§ YOUR GOAL
Keep only the lines that hold the string "thus", filtering out the rest of the entries below.

Entries from a dataset:
■ ■ ■ ■

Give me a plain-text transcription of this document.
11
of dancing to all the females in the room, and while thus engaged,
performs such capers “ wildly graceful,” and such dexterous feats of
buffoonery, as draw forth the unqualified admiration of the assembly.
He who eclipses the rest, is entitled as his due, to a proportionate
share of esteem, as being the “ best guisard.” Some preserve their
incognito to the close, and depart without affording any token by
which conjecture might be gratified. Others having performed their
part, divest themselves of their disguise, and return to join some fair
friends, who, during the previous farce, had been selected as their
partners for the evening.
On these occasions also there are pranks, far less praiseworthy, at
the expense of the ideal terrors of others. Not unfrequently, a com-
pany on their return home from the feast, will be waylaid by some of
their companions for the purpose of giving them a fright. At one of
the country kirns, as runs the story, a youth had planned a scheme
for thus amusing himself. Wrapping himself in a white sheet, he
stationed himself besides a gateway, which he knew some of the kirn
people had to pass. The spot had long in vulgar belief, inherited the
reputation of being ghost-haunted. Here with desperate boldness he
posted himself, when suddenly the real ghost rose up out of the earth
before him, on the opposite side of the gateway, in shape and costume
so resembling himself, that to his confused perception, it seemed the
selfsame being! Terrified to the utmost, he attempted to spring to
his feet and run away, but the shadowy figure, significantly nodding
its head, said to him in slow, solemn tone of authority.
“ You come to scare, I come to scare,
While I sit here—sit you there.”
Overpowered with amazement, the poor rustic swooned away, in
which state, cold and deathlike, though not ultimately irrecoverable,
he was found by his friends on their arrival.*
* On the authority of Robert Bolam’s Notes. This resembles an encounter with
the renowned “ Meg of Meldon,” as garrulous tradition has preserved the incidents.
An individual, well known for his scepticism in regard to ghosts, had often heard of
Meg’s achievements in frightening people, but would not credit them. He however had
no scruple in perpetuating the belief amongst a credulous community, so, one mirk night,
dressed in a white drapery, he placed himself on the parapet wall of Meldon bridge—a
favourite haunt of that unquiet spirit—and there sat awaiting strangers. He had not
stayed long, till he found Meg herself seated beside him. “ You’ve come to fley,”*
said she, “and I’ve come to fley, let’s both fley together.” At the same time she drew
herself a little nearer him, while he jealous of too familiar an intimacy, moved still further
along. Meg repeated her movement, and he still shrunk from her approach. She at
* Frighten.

■ ■ ■ ■

§ EXERCISE ANSWER
of dancing to all the females in the room, and while thus engaged,
for thus amusing himself. Wrapping himself in a white sheet, he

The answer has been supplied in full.